* begin RECORD LIST *

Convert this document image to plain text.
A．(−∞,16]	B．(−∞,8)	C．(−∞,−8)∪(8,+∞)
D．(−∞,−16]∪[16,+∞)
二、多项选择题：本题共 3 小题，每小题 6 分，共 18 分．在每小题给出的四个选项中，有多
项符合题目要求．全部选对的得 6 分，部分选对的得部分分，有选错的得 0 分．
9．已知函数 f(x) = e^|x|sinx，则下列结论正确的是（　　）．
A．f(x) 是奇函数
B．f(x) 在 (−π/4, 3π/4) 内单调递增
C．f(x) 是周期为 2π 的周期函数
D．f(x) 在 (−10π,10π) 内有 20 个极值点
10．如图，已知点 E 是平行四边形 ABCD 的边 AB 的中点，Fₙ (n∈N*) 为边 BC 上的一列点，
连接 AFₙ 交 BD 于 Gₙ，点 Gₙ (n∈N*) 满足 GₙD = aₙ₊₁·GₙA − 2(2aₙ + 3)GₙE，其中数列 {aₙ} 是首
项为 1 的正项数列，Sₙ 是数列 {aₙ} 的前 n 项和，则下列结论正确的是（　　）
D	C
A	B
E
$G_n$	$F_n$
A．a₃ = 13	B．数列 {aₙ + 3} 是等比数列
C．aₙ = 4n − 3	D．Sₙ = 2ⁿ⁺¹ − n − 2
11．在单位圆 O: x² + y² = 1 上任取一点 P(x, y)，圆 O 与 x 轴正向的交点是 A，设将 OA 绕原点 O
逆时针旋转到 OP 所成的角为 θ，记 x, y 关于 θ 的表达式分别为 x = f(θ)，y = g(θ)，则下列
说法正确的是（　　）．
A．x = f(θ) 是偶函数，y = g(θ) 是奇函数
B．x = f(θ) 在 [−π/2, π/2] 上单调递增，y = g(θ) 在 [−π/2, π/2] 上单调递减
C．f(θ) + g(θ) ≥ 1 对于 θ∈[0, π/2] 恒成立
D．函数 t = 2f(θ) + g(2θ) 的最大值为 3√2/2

* end RECORD LIST *

=== WHAT IS ASKED ===
Pull out each line of the listing that holds the string "则下列结论正确的是".

=== CORRECT RESPONSE ===
9．已知函数 f(x) = e^|x|sinx，则下列结论正确的是（　　）．
项为 1 的正项数列，Sₙ 是数列 {aₙ} 的前 n 项和，则下列结论正确的是（　　）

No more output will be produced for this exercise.